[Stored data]
## Begin
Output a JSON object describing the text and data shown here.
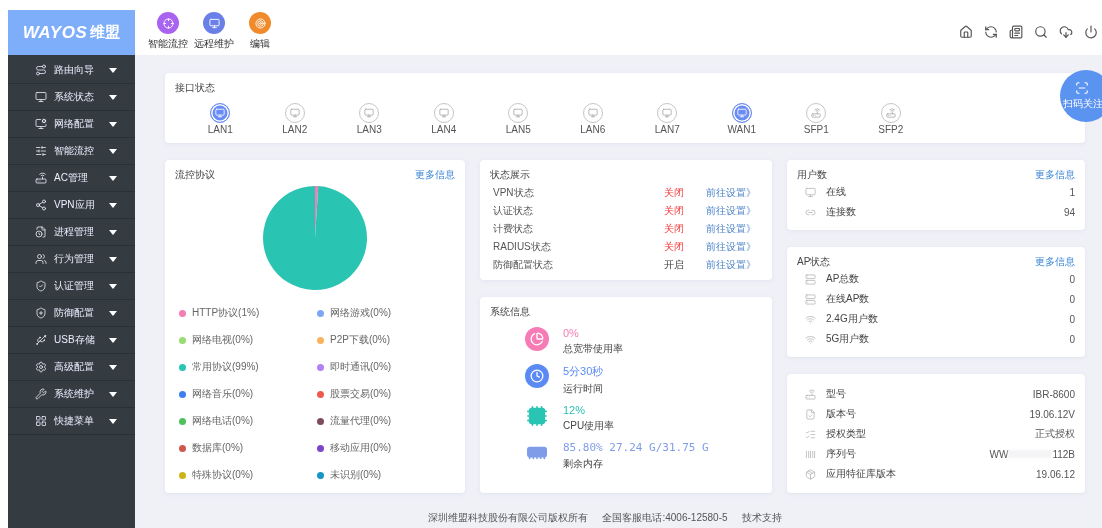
{
  "logo": {
    "brand": "WAYOS",
    "brand_cn": "维盟"
  },
  "quick_apps": [
    {
      "label": "智能流控"
    },
    {
      "label": "远程维护"
    },
    {
      "label": "编辑"
    }
  ],
  "sidebar": {
    "items": [
      {
        "label": "路由向导"
      },
      {
        "label": "系统状态"
      },
      {
        "label": "网络配置"
      },
      {
        "label": "智能流控"
      },
      {
        "label": "AC管理"
      },
      {
        "label": "VPN应用"
      },
      {
        "label": "进程管理"
      },
      {
        "label": "行为管理"
      },
      {
        "label": "认证管理"
      },
      {
        "label": "防御配置"
      },
      {
        "label": "USB存储"
      },
      {
        "label": "高级配置"
      },
      {
        "label": "系统维护"
      },
      {
        "label": "快捷菜单"
      }
    ]
  },
  "interfaces": {
    "title": "接口状态",
    "ports": [
      {
        "label": "LAN1",
        "kind": "lan",
        "up": true
      },
      {
        "label": "LAN2",
        "kind": "lan",
        "up": false
      },
      {
        "label": "LAN3",
        "kind": "lan",
        "up": false
      },
      {
        "label": "LAN4",
        "kind": "lan",
        "up": false
      },
      {
        "label": "LAN5",
        "kind": "lan",
        "up": false
      },
      {
        "label": "LAN6",
        "kind": "lan",
        "up": false
      },
      {
        "label": "LAN7",
        "kind": "lan",
        "up": false
      },
      {
        "label": "WAN1",
        "kind": "lan",
        "up": true
      },
      {
        "label": "SFP1",
        "kind": "sfp",
        "up": false
      },
      {
        "label": "SFP2",
        "kind": "sfp",
        "up": false
      }
    ]
  },
  "flow": {
    "title": "流控协议",
    "more": "更多信息",
    "chart_data": {
      "type": "pie",
      "values": [
        1,
        0,
        0,
        0,
        99,
        0,
        0,
        0,
        0,
        0,
        0,
        0,
        0,
        0
      ]
    },
    "legend": [
      {
        "label": "HTTP协议(1%)",
        "color": "#f67cb6"
      },
      {
        "label": "网络游戏(0%)",
        "color": "#7ea6f7"
      },
      {
        "label": "网络电视(0%)",
        "color": "#98dd74"
      },
      {
        "label": "P2P下载(0%)",
        "color": "#fbb25c"
      },
      {
        "label": "常用协议(99%)",
        "color": "#2ac4b3"
      },
      {
        "label": "即时通讯(0%)",
        "color": "#b380f5"
      },
      {
        "label": "网络音乐(0%)",
        "color": "#3d7ff0"
      },
      {
        "label": "股票交易(0%)",
        "color": "#ee5b4e"
      },
      {
        "label": "网络电话(0%)",
        "color": "#4ec05c"
      },
      {
        "label": "流量代理(0%)",
        "color": "#7e4a5e"
      },
      {
        "label": "数据库(0%)",
        "color": "#d0574d"
      },
      {
        "label": "移动应用(0%)",
        "color": "#7c45c8"
      },
      {
        "label": "特殊协议(0%)",
        "color": "#cbb41a"
      },
      {
        "label": "未识别(0%)",
        "color": "#1696c4"
      }
    ]
  },
  "status": {
    "title": "状态展示",
    "rows": [
      {
        "name": "VPN状态",
        "value": "关闭",
        "on": false,
        "link": "前往设置》"
      },
      {
        "name": "认证状态",
        "value": "关闭",
        "on": false,
        "link": "前往设置》"
      },
      {
        "name": "计费状态",
        "value": "关闭",
        "on": false,
        "link": "前往设置》"
      },
      {
        "name": "RADIUS状态",
        "value": "关闭",
        "on": false,
        "link": "前往设置》"
      },
      {
        "name": "防御配置状态",
        "value": "开启",
        "on": true,
        "link": "前往设置》"
      }
    ]
  },
  "sysinfo": {
    "title": "系统信息",
    "items": [
      {
        "kind": "bandwidth",
        "value": "0%",
        "label": "总宽带使用率",
        "color": "#f67cb6"
      },
      {
        "kind": "uptime",
        "value": "5分30秒",
        "label": "运行时间",
        "color": "#5b8af5"
      },
      {
        "kind": "cpu",
        "value": "12%",
        "label": "CPU使用率",
        "color": "#2ac4b3"
      },
      {
        "kind": "memory",
        "value": "85.80% 27.24 G/31.75 G",
        "label": "剩余内存",
        "color": "#7e9ce8"
      }
    ]
  },
  "users": {
    "title": "用户数",
    "more": "更多信息",
    "rows": [
      {
        "name": "在线",
        "value": "1"
      },
      {
        "name": "连接数",
        "value": "94"
      }
    ]
  },
  "ap": {
    "title": "AP状态",
    "more": "更多信息",
    "rows": [
      {
        "name": "AP总数",
        "value": "0"
      },
      {
        "name": "在线AP数",
        "value": "0"
      },
      {
        "name": "2.4G用户数",
        "value": "0"
      },
      {
        "name": "5G用户数",
        "value": "0"
      }
    ]
  },
  "device": {
    "rows": [
      {
        "name": "型号",
        "value": "IBR-8600"
      },
      {
        "name": "版本号",
        "value": "19.06.12V"
      },
      {
        "name": "授权类型",
        "value": "正式授权"
      },
      {
        "name": "序列号",
        "value": "WW",
        "value_tail": "112B"
      },
      {
        "name": "应用特征库版本",
        "value": "19.06.12"
      }
    ]
  },
  "scan_badge": {
    "label": "扫码关注"
  },
  "footer": [
    "深圳维盟科技股份有限公司版权所有",
    "全国客服电话:4006-12580-5",
    "技术支持"
  ]
}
## End
- Exercise task
From the data above, write out everything exactly except the pictures.

- Full answer
Output a JSON object describing the text and data shown here.
{
  "logo": {
    "brand": "WAYOS",
    "brand_cn": "维盟"
  },
  "quick_apps": [
    {
      "label": "智能流控"
    },
    {
      "label": "远程维护"
    },
    {
      "label": "编辑"
    }
  ],
  "sidebar": {
    "items": [
      {
        "label": "路由向导"
      },
      {
        "label": "系统状态"
      },
      {
        "label": "网络配置"
      },
      {
        "label": "智能流控"
      },
      {
        "label": "AC管理"
      },
      {
        "label": "VPN应用"
      },
      {
        "label": "进程管理"
      },
      {
        "label": "行为管理"
      },
      {
        "label": "认证管理"
      },
      {
        "label": "防御配置"
      },
      {
        "label": "USB存储"
      },
      {
        "label": "高级配置"
      },
      {
        "label": "系统维护"
      },
      {
        "label": "快捷菜单"
      }
    ]
  },
  "interfaces": {
    "title": "接口状态",
    "ports": [
      {
        "label": "LAN1",
        "kind": "lan",
        "up": true
      },
      {
        "label": "LAN2",
        "kind": "lan",
        "up": false
      },
      {
        "label": "LAN3",
        "kind": "lan",
        "up": false
      },
      {
        "label": "LAN4",
        "kind": "lan",
        "up": false
      },
      {
        "label": "LAN5",
        "kind": "lan",
        "up": false
      },
      {
        "label": "LAN6",
        "kind": "lan",
        "up": false
      },
      {
        "label": "LAN7",
        "kind": "lan",
        "up": false
      },
      {
        "label": "WAN1",
        "kind": "lan",
        "up": true
      },
      {
        "label": "SFP1",
        "kind": "sfp",
        "up": false
      },
      {
        "label": "SFP2",
        "kind": "sfp",
        "up": false
      }
    ]
  },
  "flow": {
    "title": "流控协议",
    "more": "更多信息",
    "chart_data": {
      "type": "pie",
      "values": [
        1,
        0,
        0,
        0,
        99,
        0,
        0,
        0,
        0,
        0,
        0,
        0,
        0,
        0
      ]
    },
    "legend": [
      {
        "label": "HTTP协议(1%)",
        "color": "#f67cb6"
      },
      {
        "label": "网络游戏(0%)",
        "color": "#7ea6f7"
      },
      {
        "label": "网络电视(0%)",
        "color": "#98dd74"
      },
      {
        "label": "P2P下载(0%)",
        "color": "#fbb25c"
      },
      {
        "label": "常用协议(99%)",
        "color": "#2ac4b3"
      },
      {
        "label": "即时通讯(0%)",
        "color": "#b380f5"
      },
      {
        "label": "网络音乐(0%)",
        "color": "#3d7ff0"
      },
      {
        "label": "股票交易(0%)",
        "color": "#ee5b4e"
      },
      {
        "label": "网络电话(0%)",
        "color": "#4ec05c"
      },
      {
        "label": "流量代理(0%)",
        "color": "#7e4a5e"
      },
      {
        "label": "数据库(0%)",
        "color": "#d0574d"
      },
      {
        "label": "移动应用(0%)",
        "color": "#7c45c8"
      },
      {
        "label": "特殊协议(0%)",
        "color": "#cbb41a"
      },
      {
        "label": "未识别(0%)",
        "color": "#1696c4"
      }
    ]
  },
  "status": {
    "title": "状态展示",
    "rows": [
      {
        "name": "VPN状态",
        "value": "关闭",
        "on": false,
        "link": "前往设置》"
      },
      {
        "name": "认证状态",
        "value": "关闭",
        "on": false,
        "link": "前往设置》"
      },
      {
        "name": "计费状态",
        "value": "关闭",
        "on": false,
        "link": "前往设置》"
      },
      {
        "name": "RADIUS状态",
        "value": "关闭",
        "on": false,
        "link": "前往设置》"
      },
      {
        "name": "防御配置状态",
        "value": "开启",
        "on": true,
        "link": "前往设置》"
      }
    ]
  },
  "sysinfo": {
    "title": "系统信息",
    "items": [
      {
        "kind": "bandwidth",
        "value": "0%",
        "label": "总宽带使用率",
        "color": "#f67cb6"
      },
      {
        "kind": "uptime",
        "value": "5分30秒",
        "label": "运行时间",
        "color": "#5b8af5"
      },
      {
        "kind": "cpu",
        "value": "12%",
        "label": "CPU使用率",
        "color": "#2ac4b3"
      },
      {
        "kind": "memory",
        "value": "85.80% 27.24 G/31.75 G",
        "label": "剩余内存",
        "color": "#7e9ce8"
      }
    ]
  },
  "users": {
    "title": "用户数",
    "more": "更多信息",
    "rows": [
      {
        "name": "在线",
        "value": "1"
      },
      {
        "name": "连接数",
        "value": "94"
      }
    ]
  },
  "ap": {
    "title": "AP状态",
    "more": "更多信息",
    "rows": [
      {
        "name": "AP总数",
        "value": "0"
      },
      {
        "name": "在线AP数",
        "value": "0"
      },
      {
        "name": "2.4G用户数",
        "value": "0"
      },
      {
        "name": "5G用户数",
        "value": "0"
      }
    ]
  },
  "device": {
    "rows": [
      {
        "name": "型号",
        "value": "IBR-8600"
      },
      {
        "name": "版本号",
        "value": "19.06.12V"
      },
      {
        "name": "授权类型",
        "value": "正式授权"
      },
      {
        "name": "序列号",
        "value": "WW",
        "value_tail": "112B"
      },
      {
        "name": "应用特征库版本",
        "value": "19.06.12"
      }
    ]
  },
  "scan_badge": {
    "label": "扫码关注"
  },
  "footer": [
    "深圳维盟科技股份有限公司版权所有",
    "全国客服电话:4006-12580-5",
    "技术支持"
  ]
}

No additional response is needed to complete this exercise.